Task objective: Lines holding the string "Spring" are the ones to copy from this listing.

----------

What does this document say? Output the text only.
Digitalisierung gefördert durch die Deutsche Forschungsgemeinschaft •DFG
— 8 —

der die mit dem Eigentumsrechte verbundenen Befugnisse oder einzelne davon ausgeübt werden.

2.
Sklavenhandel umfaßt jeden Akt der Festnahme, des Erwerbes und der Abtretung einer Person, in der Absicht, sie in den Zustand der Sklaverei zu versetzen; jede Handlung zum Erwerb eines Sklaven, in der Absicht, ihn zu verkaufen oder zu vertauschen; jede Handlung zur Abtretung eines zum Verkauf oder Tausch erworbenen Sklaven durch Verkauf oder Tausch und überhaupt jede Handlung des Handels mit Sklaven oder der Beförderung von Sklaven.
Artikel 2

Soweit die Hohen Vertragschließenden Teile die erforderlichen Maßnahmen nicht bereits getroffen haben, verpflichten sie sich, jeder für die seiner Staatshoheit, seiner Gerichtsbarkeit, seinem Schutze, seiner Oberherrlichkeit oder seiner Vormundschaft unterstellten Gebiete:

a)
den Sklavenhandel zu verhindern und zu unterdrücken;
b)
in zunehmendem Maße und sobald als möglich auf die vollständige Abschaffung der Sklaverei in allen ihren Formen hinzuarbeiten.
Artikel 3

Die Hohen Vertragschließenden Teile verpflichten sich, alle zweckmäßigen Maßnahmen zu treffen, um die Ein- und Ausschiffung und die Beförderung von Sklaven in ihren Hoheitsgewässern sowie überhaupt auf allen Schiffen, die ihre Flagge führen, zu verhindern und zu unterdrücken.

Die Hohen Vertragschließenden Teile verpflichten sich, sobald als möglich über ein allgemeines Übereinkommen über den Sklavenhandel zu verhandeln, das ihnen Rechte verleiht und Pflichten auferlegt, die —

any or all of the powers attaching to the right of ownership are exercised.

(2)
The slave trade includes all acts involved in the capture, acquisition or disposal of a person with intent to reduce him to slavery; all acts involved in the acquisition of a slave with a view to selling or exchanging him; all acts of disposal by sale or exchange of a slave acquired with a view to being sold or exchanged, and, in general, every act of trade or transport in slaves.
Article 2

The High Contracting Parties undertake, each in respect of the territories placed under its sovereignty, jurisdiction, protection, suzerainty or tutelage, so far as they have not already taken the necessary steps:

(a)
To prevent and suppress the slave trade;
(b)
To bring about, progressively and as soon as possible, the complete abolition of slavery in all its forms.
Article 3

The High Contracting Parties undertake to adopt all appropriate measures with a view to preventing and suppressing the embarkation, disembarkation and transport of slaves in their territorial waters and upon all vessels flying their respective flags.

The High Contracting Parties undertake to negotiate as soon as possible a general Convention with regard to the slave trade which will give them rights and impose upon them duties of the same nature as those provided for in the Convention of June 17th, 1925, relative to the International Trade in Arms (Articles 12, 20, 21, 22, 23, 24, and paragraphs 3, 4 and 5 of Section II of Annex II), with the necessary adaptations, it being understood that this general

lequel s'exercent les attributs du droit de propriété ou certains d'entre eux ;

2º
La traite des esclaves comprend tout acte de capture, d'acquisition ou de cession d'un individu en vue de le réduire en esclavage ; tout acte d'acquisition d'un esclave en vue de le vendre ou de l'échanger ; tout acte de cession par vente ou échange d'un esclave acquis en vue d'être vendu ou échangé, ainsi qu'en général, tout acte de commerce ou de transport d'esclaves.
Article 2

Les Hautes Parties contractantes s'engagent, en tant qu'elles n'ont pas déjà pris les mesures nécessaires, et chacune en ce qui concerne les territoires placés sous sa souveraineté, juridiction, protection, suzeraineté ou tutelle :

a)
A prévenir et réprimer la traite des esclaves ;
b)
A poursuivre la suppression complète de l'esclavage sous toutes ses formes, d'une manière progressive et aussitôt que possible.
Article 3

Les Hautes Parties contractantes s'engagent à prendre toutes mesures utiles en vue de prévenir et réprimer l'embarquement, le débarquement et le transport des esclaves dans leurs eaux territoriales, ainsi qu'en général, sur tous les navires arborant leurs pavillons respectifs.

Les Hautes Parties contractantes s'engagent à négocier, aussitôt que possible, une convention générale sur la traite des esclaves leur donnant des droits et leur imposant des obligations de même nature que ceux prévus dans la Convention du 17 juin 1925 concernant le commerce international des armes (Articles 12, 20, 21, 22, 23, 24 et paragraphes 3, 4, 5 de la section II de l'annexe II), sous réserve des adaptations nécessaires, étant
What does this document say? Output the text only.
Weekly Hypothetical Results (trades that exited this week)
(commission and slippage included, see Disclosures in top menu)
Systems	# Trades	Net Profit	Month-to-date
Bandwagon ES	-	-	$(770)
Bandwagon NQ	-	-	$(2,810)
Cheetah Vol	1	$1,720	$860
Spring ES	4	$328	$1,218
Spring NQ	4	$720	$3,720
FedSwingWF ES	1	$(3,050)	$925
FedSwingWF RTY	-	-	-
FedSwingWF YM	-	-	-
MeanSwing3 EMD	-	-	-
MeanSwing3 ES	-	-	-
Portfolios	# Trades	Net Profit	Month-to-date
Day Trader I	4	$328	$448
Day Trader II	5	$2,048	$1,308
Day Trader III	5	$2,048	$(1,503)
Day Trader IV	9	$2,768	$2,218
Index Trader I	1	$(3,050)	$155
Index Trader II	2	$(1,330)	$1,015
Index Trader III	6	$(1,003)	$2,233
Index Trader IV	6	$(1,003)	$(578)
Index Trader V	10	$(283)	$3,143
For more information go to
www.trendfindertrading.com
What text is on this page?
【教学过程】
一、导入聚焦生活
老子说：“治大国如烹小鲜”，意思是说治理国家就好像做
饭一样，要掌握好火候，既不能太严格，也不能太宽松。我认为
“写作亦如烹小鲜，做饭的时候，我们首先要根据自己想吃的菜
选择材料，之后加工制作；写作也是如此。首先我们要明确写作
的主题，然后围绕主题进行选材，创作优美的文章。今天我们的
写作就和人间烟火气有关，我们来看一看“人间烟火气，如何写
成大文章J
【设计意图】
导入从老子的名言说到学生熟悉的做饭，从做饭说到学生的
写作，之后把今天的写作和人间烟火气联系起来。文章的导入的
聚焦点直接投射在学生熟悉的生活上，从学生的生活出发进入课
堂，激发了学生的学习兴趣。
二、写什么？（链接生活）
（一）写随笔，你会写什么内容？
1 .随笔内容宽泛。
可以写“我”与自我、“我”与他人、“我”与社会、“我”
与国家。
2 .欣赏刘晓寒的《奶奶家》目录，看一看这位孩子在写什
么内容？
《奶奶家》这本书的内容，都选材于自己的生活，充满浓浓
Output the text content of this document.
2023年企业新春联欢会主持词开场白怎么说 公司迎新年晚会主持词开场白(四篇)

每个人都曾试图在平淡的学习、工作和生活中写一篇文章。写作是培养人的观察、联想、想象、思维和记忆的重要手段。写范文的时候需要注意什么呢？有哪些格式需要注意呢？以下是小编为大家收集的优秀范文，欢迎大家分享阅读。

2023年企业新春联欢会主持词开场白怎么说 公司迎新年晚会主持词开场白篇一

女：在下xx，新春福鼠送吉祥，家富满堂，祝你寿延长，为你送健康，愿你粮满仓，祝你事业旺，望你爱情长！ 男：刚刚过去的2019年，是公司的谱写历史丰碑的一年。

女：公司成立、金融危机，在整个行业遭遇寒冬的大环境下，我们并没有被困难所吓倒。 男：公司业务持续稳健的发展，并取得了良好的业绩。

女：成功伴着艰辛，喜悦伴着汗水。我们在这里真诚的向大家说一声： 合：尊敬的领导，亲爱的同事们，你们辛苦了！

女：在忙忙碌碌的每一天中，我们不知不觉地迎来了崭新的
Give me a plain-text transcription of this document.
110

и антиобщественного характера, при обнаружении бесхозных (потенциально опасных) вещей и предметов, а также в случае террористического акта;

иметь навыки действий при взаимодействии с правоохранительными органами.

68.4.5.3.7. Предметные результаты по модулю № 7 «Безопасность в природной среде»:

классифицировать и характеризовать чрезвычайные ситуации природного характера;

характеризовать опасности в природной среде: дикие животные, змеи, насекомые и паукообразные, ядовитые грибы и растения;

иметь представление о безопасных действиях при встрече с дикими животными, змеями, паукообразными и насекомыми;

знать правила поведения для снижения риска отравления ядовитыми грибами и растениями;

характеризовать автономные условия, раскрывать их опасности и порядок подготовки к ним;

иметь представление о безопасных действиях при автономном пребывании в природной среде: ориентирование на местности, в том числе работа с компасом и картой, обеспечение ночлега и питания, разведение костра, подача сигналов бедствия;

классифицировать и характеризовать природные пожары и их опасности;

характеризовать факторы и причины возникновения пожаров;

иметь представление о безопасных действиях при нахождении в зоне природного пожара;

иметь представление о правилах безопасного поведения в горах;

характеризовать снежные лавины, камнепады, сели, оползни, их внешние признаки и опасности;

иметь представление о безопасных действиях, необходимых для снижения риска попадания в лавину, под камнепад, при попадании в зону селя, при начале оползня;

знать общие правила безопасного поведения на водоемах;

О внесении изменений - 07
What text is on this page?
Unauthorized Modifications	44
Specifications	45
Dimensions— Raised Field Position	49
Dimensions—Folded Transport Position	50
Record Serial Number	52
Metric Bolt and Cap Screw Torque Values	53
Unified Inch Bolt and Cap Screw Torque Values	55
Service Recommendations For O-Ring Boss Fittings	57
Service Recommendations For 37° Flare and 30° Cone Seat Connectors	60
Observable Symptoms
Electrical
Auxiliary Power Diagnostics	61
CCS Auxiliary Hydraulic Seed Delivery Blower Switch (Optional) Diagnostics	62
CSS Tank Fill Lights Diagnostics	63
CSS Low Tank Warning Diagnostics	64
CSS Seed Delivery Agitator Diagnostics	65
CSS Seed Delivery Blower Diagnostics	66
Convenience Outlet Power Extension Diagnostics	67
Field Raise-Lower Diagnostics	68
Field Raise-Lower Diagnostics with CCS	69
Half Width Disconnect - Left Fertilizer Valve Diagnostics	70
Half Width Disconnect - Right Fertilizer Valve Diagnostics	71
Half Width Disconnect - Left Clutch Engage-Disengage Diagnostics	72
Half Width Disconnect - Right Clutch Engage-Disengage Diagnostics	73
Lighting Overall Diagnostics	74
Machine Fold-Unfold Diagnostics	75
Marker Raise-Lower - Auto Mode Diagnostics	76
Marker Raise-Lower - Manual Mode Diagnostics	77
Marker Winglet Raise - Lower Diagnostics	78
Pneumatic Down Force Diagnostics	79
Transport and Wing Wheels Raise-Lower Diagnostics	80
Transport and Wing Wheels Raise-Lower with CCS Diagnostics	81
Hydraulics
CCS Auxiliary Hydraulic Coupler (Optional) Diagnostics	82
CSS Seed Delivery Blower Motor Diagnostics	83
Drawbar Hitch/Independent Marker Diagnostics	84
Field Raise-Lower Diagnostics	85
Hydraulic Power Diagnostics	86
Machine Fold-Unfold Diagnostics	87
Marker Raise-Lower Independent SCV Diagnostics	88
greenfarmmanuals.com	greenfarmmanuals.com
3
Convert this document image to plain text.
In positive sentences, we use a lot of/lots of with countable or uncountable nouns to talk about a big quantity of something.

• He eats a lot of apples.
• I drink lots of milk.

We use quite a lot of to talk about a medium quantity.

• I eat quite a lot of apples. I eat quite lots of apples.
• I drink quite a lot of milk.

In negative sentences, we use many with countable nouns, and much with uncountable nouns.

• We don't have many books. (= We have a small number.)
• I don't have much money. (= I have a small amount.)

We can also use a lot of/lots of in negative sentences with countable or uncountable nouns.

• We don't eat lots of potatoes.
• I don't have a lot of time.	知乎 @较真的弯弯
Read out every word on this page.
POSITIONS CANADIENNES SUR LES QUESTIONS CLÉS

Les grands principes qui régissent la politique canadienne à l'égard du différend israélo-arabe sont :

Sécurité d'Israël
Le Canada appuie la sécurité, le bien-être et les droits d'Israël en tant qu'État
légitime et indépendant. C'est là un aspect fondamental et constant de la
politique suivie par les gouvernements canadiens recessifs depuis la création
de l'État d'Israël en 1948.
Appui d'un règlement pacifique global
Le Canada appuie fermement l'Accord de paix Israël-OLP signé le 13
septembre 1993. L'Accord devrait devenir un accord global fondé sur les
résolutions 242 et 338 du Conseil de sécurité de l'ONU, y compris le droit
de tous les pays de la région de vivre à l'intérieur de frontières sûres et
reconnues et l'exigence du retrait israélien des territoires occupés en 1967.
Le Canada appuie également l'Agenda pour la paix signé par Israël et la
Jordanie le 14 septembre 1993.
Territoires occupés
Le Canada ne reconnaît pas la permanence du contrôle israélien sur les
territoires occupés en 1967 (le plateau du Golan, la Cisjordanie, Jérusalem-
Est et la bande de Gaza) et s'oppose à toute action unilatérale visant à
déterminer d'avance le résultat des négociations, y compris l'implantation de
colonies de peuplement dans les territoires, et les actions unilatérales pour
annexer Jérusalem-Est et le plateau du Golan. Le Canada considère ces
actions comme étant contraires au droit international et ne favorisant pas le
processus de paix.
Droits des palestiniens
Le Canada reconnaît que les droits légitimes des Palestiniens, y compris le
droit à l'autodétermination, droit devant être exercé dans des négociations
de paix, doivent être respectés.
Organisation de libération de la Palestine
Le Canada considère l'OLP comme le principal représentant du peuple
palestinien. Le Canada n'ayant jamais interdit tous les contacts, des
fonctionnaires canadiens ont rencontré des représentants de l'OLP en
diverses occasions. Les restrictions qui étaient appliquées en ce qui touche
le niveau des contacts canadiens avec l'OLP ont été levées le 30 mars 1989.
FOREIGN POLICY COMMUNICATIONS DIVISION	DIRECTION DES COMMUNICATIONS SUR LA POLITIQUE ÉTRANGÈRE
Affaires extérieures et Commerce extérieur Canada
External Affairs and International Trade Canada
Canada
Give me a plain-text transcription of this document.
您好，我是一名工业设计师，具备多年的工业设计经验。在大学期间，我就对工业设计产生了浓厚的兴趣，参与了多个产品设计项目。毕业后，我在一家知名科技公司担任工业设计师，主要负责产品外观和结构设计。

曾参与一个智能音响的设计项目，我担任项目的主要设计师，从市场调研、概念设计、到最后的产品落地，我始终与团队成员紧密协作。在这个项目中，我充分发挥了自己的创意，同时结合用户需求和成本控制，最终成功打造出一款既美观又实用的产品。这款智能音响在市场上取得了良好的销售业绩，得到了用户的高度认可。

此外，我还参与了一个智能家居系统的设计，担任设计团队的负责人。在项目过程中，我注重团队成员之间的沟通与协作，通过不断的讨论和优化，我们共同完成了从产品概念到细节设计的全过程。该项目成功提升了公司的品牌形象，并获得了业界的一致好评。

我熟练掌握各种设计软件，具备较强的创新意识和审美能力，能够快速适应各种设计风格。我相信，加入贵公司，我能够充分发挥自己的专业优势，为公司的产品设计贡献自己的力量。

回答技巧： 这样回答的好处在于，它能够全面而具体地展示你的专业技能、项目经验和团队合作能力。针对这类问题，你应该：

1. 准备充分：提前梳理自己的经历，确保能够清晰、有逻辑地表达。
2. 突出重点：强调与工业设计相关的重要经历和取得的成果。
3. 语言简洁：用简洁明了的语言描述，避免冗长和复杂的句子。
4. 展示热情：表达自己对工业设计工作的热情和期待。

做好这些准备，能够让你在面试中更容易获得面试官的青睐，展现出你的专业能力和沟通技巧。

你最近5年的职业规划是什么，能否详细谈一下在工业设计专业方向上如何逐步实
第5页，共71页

----------

Expected output:
Spring ES	4	$328	$1,218
Spring NQ	4	$720	$3,720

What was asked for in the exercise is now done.